• **What to produce**: Write every line out verbatim and omit the pictures.

(Figure collection entries)

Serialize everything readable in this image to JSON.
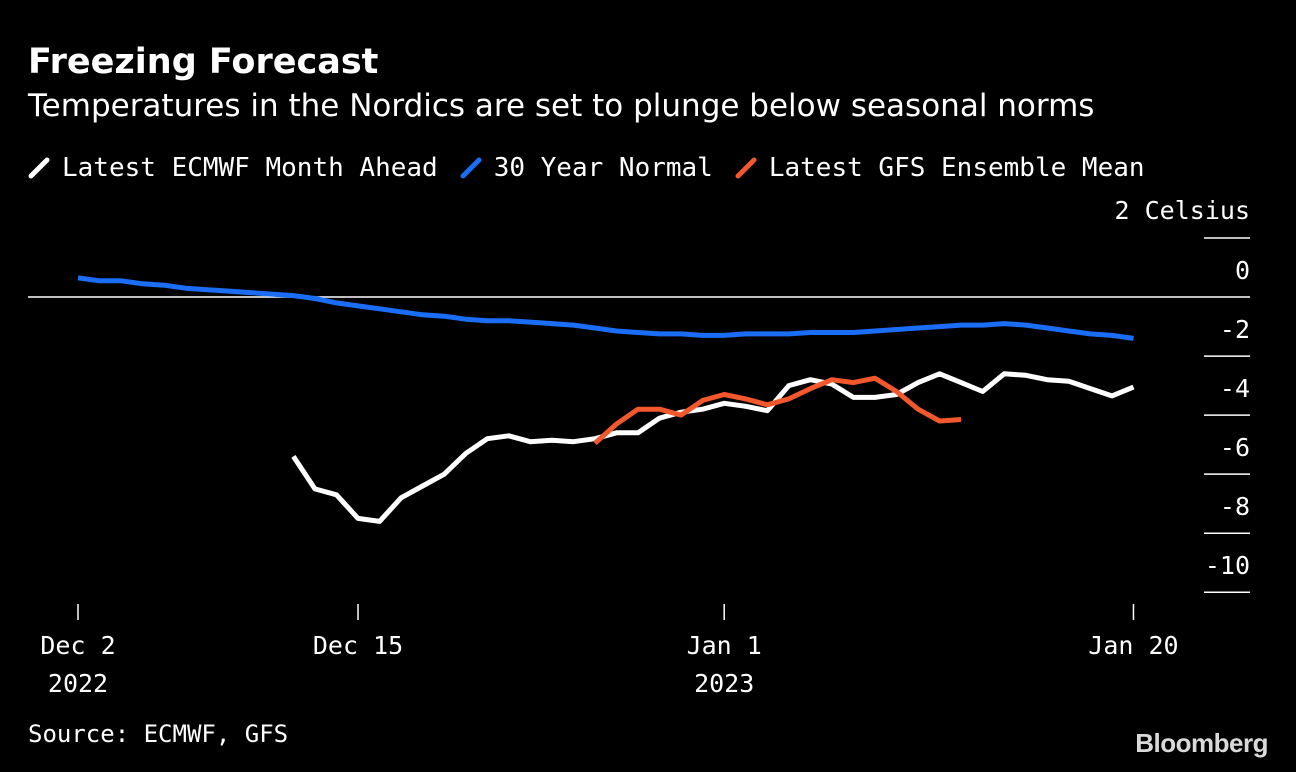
{
  "chart_data": {
    "type": "line",
    "title": "Freezing Forecast",
    "subtitle": "Temperatures in the Nordics are set to plunge below seasonal norms",
    "unit_label": "2 Celsius",
    "y_ticks": [
      "0",
      "-2",
      "-4",
      "-6",
      "-8",
      "-10"
    ],
    "ylim": [
      -10.5,
      2
    ],
    "xlim": [
      1,
      51
    ],
    "x_ticks": [
      {
        "day": 1,
        "label": "Dec 2",
        "sublabel": "2022"
      },
      {
        "day": 14,
        "label": "Dec 15",
        "sublabel": ""
      },
      {
        "day": 31,
        "label": "Jan 1",
        "sublabel": "2023"
      },
      {
        "day": 50,
        "label": "Jan 20",
        "sublabel": ""
      }
    ],
    "x_axis_note": "day index counted from Dec 1 2022 (Dec 2 = 1)",
    "series": [
      {
        "name": "Latest ECMWF Month Ahead",
        "color": "#ffffff",
        "start_day": 11,
        "values": [
          -5.4,
          -6.5,
          -6.7,
          -7.5,
          -7.6,
          -6.8,
          -6.4,
          -6.0,
          -5.3,
          -4.8,
          -4.7,
          -4.9,
          -4.85,
          -4.9,
          -4.8,
          -4.6,
          -4.6,
          -4.1,
          -3.9,
          -3.8,
          -3.6,
          -3.7,
          -3.85,
          -3.0,
          -2.8,
          -2.95,
          -3.4,
          -3.4,
          -3.3,
          -2.9,
          -2.6,
          -2.9,
          -3.2,
          -2.6,
          -2.65,
          -2.8,
          -2.85,
          -3.1,
          -3.35,
          -3.05
        ]
      },
      {
        "name": "30 Year Normal",
        "color": "#1a6ef5",
        "start_day": 1,
        "values": [
          0.65,
          0.55,
          0.55,
          0.45,
          0.4,
          0.3,
          0.25,
          0.2,
          0.15,
          0.1,
          0.05,
          -0.05,
          -0.2,
          -0.3,
          -0.4,
          -0.5,
          -0.6,
          -0.65,
          -0.75,
          -0.8,
          -0.8,
          -0.85,
          -0.9,
          -0.95,
          -1.05,
          -1.15,
          -1.2,
          -1.25,
          -1.25,
          -1.3,
          -1.3,
          -1.25,
          -1.25,
          -1.25,
          -1.2,
          -1.2,
          -1.2,
          -1.15,
          -1.1,
          -1.05,
          -1.0,
          -0.95,
          -0.95,
          -0.9,
          -0.95,
          -1.05,
          -1.15,
          -1.25,
          -1.3,
          -1.4
        ]
      },
      {
        "name": "Latest GFS Ensemble Mean",
        "color": "#f2582b",
        "start_day": 25,
        "values": [
          -4.95,
          -4.3,
          -3.8,
          -3.8,
          -4.0,
          -3.5,
          -3.3,
          -3.45,
          -3.65,
          -3.45,
          -3.1,
          -2.8,
          -2.9,
          -2.75,
          -3.2,
          -3.8,
          -4.2,
          -4.15
        ]
      }
    ],
    "reference_line": {
      "value": 0,
      "color": "#ffffff"
    }
  },
  "legend": {
    "items": [
      {
        "label": "Latest ECMWF Month Ahead",
        "color": "#ffffff"
      },
      {
        "label": "30 Year Normal",
        "color": "#1a6ef5"
      },
      {
        "label": "Latest GFS Ensemble Mean",
        "color": "#f2582b"
      }
    ]
  },
  "footer": {
    "source": "Source: ECMWF, GFS",
    "brand": "Bloomberg"
  }
}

• **Result for this task**:
Serialize everything readable in this image to JSON.
{
  "chart_data": {
    "type": "line",
    "title": "Freezing Forecast",
    "subtitle": "Temperatures in the Nordics are set to plunge below seasonal norms",
    "unit_label": "2 Celsius",
    "y_ticks": [
      "0",
      "-2",
      "-4",
      "-6",
      "-8",
      "-10"
    ],
    "ylim": [
      -10.5,
      2
    ],
    "xlim": [
      1,
      51
    ],
    "x_ticks": [
      {
        "day": 1,
        "label": "Dec 2",
        "sublabel": "2022"
      },
      {
        "day": 14,
        "label": "Dec 15",
        "sublabel": ""
      },
      {
        "day": 31,
        "label": "Jan 1",
        "sublabel": "2023"
      },
      {
        "day": 50,
        "label": "Jan 20",
        "sublabel": ""
      }
    ],
    "x_axis_note": "day index counted from Dec 1 2022 (Dec 2 = 1)",
    "series": [
      {
        "name": "Latest ECMWF Month Ahead",
        "color": "#ffffff",
        "start_day": 11,
        "values": [
          -5.4,
          -6.5,
          -6.7,
          -7.5,
          -7.6,
          -6.8,
          -6.4,
          -6.0,
          -5.3,
          -4.8,
          -4.7,
          -4.9,
          -4.85,
          -4.9,
          -4.8,
          -4.6,
          -4.6,
          -4.1,
          -3.9,
          -3.8,
          -3.6,
          -3.7,
          -3.85,
          -3.0,
          -2.8,
          -2.95,
          -3.4,
          -3.4,
          -3.3,
          -2.9,
          -2.6,
          -2.9,
          -3.2,
          -2.6,
          -2.65,
          -2.8,
          -2.85,
          -3.1,
          -3.35,
          -3.05
        ]
      },
      {
        "name": "30 Year Normal",
        "color": "#1a6ef5",
        "start_day": 1,
        "values": [
          0.65,
          0.55,
          0.55,
          0.45,
          0.4,
          0.3,
          0.25,
          0.2,
          0.15,
          0.1,
          0.05,
          -0.05,
          -0.2,
          -0.3,
          -0.4,
          -0.5,
          -0.6,
          -0.65,
          -0.75,
          -0.8,
          -0.8,
          -0.85,
          -0.9,
          -0.95,
          -1.05,
          -1.15,
          -1.2,
          -1.25,
          -1.25,
          -1.3,
          -1.3,
          -1.25,
          -1.25,
          -1.25,
          -1.2,
          -1.2,
          -1.2,
          -1.15,
          -1.1,
          -1.05,
          -1.0,
          -0.95,
          -0.95,
          -0.9,
          -0.95,
          -1.05,
          -1.15,
          -1.25,
          -1.3,
          -1.4
        ]
      },
      {
        "name": "Latest GFS Ensemble Mean",
        "color": "#f2582b",
        "start_day": 25,
        "values": [
          -4.95,
          -4.3,
          -3.8,
          -3.8,
          -4.0,
          -3.5,
          -3.3,
          -3.45,
          -3.65,
          -3.45,
          -3.1,
          -2.8,
          -2.9,
          -2.75,
          -3.2,
          -3.8,
          -4.2,
          -4.15
        ]
      }
    ],
    "reference_line": {
      "value": 0,
      "color": "#ffffff"
    }
  },
  "legend": {
    "items": [
      {
        "label": "Latest ECMWF Month Ahead",
        "color": "#ffffff"
      },
      {
        "label": "30 Year Normal",
        "color": "#1a6ef5"
      },
      {
        "label": "Latest GFS Ensemble Mean",
        "color": "#f2582b"
      }
    ]
  },
  "footer": {
    "source": "Source: ECMWF, GFS",
    "brand": "Bloomberg"
  }
}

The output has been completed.